> _GOAL OF THE EXERCISE_
Write out the listing exactly, dropping any picture it contains.
##### SOURCE DATA
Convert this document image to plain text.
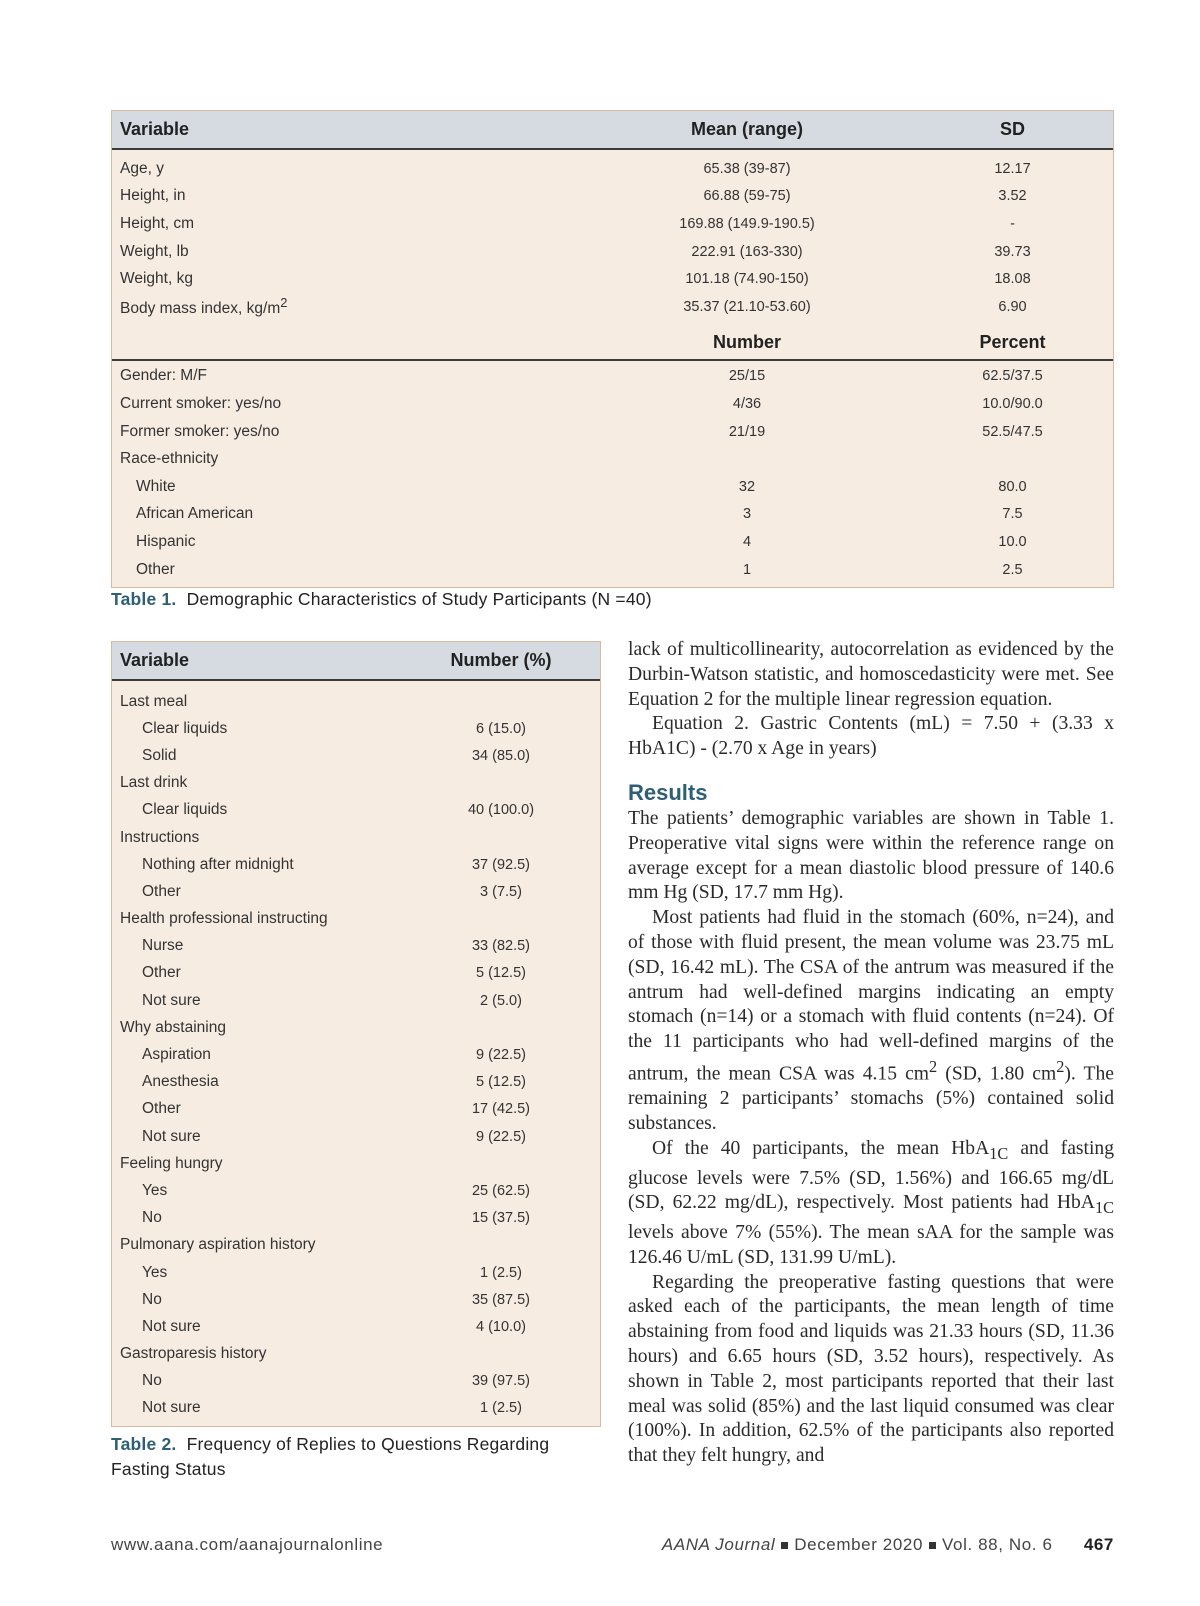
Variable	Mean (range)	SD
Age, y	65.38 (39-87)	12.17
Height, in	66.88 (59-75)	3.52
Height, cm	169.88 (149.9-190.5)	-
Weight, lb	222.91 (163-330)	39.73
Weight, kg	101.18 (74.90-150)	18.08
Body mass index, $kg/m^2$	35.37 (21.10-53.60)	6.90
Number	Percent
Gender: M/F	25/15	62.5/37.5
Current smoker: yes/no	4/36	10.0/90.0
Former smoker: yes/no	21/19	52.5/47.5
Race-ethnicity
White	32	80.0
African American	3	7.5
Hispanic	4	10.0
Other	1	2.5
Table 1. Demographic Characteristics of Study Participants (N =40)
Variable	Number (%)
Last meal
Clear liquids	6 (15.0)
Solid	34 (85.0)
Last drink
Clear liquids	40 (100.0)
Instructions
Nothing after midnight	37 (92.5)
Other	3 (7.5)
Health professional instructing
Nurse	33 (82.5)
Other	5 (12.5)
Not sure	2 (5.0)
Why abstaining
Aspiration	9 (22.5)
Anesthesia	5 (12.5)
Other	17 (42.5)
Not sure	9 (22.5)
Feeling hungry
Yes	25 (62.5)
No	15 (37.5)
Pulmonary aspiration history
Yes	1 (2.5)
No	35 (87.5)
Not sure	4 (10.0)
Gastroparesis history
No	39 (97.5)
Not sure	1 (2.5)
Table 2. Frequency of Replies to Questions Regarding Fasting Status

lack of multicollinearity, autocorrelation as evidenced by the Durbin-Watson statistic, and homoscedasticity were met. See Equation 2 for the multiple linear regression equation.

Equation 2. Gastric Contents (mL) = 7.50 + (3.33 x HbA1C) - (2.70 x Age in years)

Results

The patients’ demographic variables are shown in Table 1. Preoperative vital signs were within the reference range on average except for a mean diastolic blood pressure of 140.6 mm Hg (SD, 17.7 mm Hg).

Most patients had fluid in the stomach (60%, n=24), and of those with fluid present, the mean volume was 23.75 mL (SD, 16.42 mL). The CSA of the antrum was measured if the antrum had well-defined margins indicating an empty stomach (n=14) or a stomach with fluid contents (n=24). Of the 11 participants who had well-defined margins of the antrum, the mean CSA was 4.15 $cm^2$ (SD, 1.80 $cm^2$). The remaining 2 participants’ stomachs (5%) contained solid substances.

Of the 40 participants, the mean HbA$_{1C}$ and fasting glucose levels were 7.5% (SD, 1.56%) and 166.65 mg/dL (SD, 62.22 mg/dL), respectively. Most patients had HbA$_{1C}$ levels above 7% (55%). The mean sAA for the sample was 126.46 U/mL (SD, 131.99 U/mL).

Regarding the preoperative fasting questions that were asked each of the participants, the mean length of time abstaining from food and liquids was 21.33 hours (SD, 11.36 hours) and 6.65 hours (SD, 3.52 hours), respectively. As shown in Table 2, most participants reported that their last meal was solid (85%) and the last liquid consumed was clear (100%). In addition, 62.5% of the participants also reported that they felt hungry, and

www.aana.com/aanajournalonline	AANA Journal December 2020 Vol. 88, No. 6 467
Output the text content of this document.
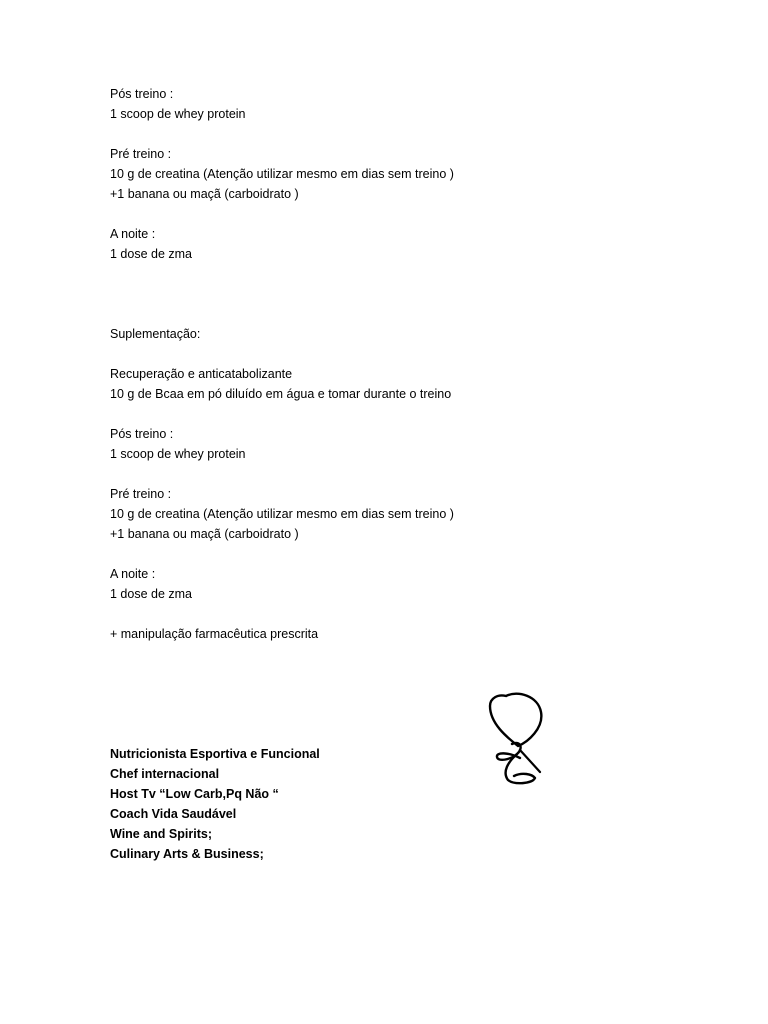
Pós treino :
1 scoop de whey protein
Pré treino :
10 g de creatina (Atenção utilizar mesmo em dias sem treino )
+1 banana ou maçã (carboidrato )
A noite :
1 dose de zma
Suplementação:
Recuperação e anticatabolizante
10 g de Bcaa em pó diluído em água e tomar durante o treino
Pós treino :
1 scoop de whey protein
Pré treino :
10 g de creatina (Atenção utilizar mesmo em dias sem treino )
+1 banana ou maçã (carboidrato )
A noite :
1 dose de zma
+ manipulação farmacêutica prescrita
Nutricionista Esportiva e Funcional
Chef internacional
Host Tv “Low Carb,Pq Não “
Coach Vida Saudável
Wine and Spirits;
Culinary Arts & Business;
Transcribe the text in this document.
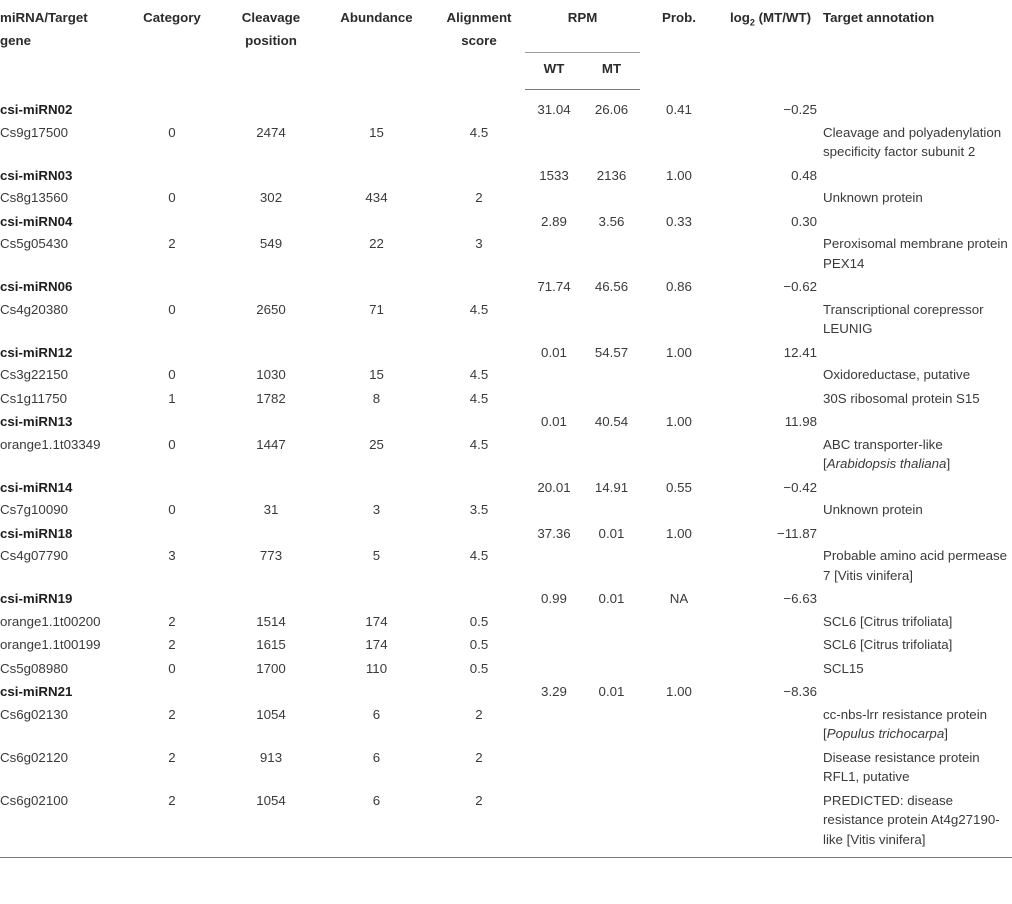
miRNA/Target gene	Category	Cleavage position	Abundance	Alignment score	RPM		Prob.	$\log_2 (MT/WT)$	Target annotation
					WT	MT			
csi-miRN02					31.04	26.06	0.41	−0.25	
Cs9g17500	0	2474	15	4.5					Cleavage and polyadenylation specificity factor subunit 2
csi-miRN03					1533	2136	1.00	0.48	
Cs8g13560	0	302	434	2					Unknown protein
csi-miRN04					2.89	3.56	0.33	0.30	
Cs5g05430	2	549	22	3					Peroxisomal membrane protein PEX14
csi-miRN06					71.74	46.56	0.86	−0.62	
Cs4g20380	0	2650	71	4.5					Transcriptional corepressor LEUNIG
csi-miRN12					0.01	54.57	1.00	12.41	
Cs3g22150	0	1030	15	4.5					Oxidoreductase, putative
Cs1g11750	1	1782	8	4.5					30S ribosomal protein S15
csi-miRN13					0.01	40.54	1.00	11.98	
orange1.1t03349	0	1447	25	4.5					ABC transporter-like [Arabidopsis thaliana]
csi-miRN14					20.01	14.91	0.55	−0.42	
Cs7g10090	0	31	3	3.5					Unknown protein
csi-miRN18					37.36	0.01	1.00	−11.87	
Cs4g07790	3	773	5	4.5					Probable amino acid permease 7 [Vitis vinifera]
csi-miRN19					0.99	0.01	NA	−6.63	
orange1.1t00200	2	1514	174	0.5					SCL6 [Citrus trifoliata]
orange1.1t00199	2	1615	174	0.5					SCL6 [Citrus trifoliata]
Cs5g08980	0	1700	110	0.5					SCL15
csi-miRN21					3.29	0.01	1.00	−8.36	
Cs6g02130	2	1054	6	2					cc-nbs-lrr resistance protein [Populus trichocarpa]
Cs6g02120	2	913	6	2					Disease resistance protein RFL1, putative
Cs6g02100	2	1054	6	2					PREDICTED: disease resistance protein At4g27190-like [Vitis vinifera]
##########
> _COMPLETED TASK_
Convert this document image to plain text.
Variable	Mean (range)	SD
Age, y	65.38 (39-87)	12.17
Height, in	66.88 (59-75)	3.52
Height, cm	169.88 (149.9-190.5)	-
Weight, lb	222.91 (163-330)	39.73
Weight, kg	101.18 (74.90-150)	18.08
Body mass index, $kg/m^2$	35.37 (21.10-53.60)	6.90
Number	Percent
Gender: M/F	25/15	62.5/37.5
Current smoker: yes/no	4/36	10.0/90.0
Former smoker: yes/no	21/19	52.5/47.5
Race-ethnicity
White	32	80.0
African American	3	7.5
Hispanic	4	10.0
Other	1	2.5
Table 1. Demographic Characteristics of Study Participants (N =40)
Variable	Number (%)
Last meal
Clear liquids	6 (15.0)
Solid	34 (85.0)
Last drink
Clear liquids	40 (100.0)
Instructions
Nothing after midnight	37 (92.5)
Other	3 (7.5)
Health professional instructing
Nurse	33 (82.5)
Other	5 (12.5)
Not sure	2 (5.0)
Why abstaining
Aspiration	9 (22.5)
Anesthesia	5 (12.5)
Other	17 (42.5)
Not sure	9 (22.5)
Feeling hungry
Yes	25 (62.5)
No	15 (37.5)
Pulmonary aspiration history
Yes	1 (2.5)
No	35 (87.5)
Not sure	4 (10.0)
Gastroparesis history
No	39 (97.5)
Not sure	1 (2.5)
Table 2. Frequency of Replies to Questions Regarding Fasting Status

lack of multicollinearity, autocorrelation as evidenced by the Durbin-Watson statistic, and homoscedasticity were met. See Equation 2 for the multiple linear regression equation.

Equation 2. Gastric Contents (mL) = 7.50 + (3.33 x HbA1C) - (2.70 x Age in years)

Results

The patients’ demographic variables are shown in Table 1. Preoperative vital signs were within the reference range on average except for a mean diastolic blood pressure of 140.6 mm Hg (SD, 17.7 mm Hg).

Most patients had fluid in the stomach (60%, n=24), and of those with fluid present, the mean volume was 23.75 mL (SD, 16.42 mL). The CSA of the antrum was measured if the antrum had well-defined margins indicating an empty stomach (n=14) or a stomach with fluid contents (n=24). Of the 11 participants who had well-defined margins of the antrum, the mean CSA was 4.15 $cm^2$ (SD, 1.80 $cm^2$). The remaining 2 participants’ stomachs (5%) contained solid substances.

Of the 40 participants, the mean HbA$_{1C}$ and fasting glucose levels were 7.5% (SD, 1.56%) and 166.65 mg/dL (SD, 62.22 mg/dL), respectively. Most patients had HbA$_{1C}$ levels above 7% (55%). The mean sAA for the sample was 126.46 U/mL (SD, 131.99 U/mL).

Regarding the preoperative fasting questions that were asked each of the participants, the mean length of time abstaining from food and liquids was 21.33 hours (SD, 11.36 hours) and 6.65 hours (SD, 3.52 hours), respectively. As shown in Table 2, most participants reported that their last meal was solid (85%) and the last liquid consumed was clear (100%). In addition, 62.5% of the participants also reported that they felt hungry, and

www.aana.com/aanajournalonline	AANA Journal December 2020 Vol. 88, No. 6 467
Output the text content of this document.
Pós treino :
1 scoop de whey protein
Pré treino :
10 g de creatina (Atenção utilizar mesmo em dias sem treino )
+1 banana ou maçã (carboidrato )
A noite :
1 dose de zma
Suplementação:
Recuperação e anticatabolizante
10 g de Bcaa em pó diluído em água e tomar durante o treino
Pós treino :
1 scoop de whey protein
Pré treino :
10 g de creatina (Atenção utilizar mesmo em dias sem treino )
+1 banana ou maçã (carboidrato )
A noite :
1 dose de zma
+ manipulação farmacêutica prescrita
Nutricionista Esportiva e Funcional
Chef internacional
Host Tv “Low Carb,Pq Não “
Coach Vida Saudável
Wine and Spirits;
Culinary Arts & Business;
Transcribe the text in this document.
miRNA/Target gene	Category	Cleavage position	Abundance	Alignment score	RPM		Prob.	$\log_2 (MT/WT)$	Target annotation
					WT	MT			
csi-miRN02					31.04	26.06	0.41	−0.25	
Cs9g17500	0	2474	15	4.5					Cleavage and polyadenylation specificity factor subunit 2
csi-miRN03					1533	2136	1.00	0.48	
Cs8g13560	0	302	434	2					Unknown protein
csi-miRN04					2.89	3.56	0.33	0.30	
Cs5g05430	2	549	22	3					Peroxisomal membrane protein PEX14
csi-miRN06					71.74	46.56	0.86	−0.62	
Cs4g20380	0	2650	71	4.5					Transcriptional corepressor LEUNIG
csi-miRN12					0.01	54.57	1.00	12.41	
Cs3g22150	0	1030	15	4.5					Oxidoreductase, putative
Cs1g11750	1	1782	8	4.5					30S ribosomal protein S15
csi-miRN13					0.01	40.54	1.00	11.98	
orange1.1t03349	0	1447	25	4.5					ABC transporter-like [Arabidopsis thaliana]
csi-miRN14					20.01	14.91	0.55	−0.42	
Cs7g10090	0	31	3	3.5					Unknown protein
csi-miRN18					37.36	0.01	1.00	−11.87	
Cs4g07790	3	773	5	4.5					Probable amino acid permease 7 [Vitis vinifera]
csi-miRN19					0.99	0.01	NA	−6.63	
orange1.1t00200	2	1514	174	0.5					SCL6 [Citrus trifoliata]
orange1.1t00199	2	1615	174	0.5					SCL6 [Citrus trifoliata]
Cs5g08980	0	1700	110	0.5					SCL15
csi-miRN21					3.29	0.01	1.00	−8.36	
Cs6g02130	2	1054	6	2					cc-nbs-lrr resistance protein [Populus trichocarpa]
Cs6g02120	2	913	6	2					Disease resistance protein RFL1, putative
Cs6g02100	2	1054	6	2					PREDICTED: disease resistance protein At4g27190-like [Vitis vinifera]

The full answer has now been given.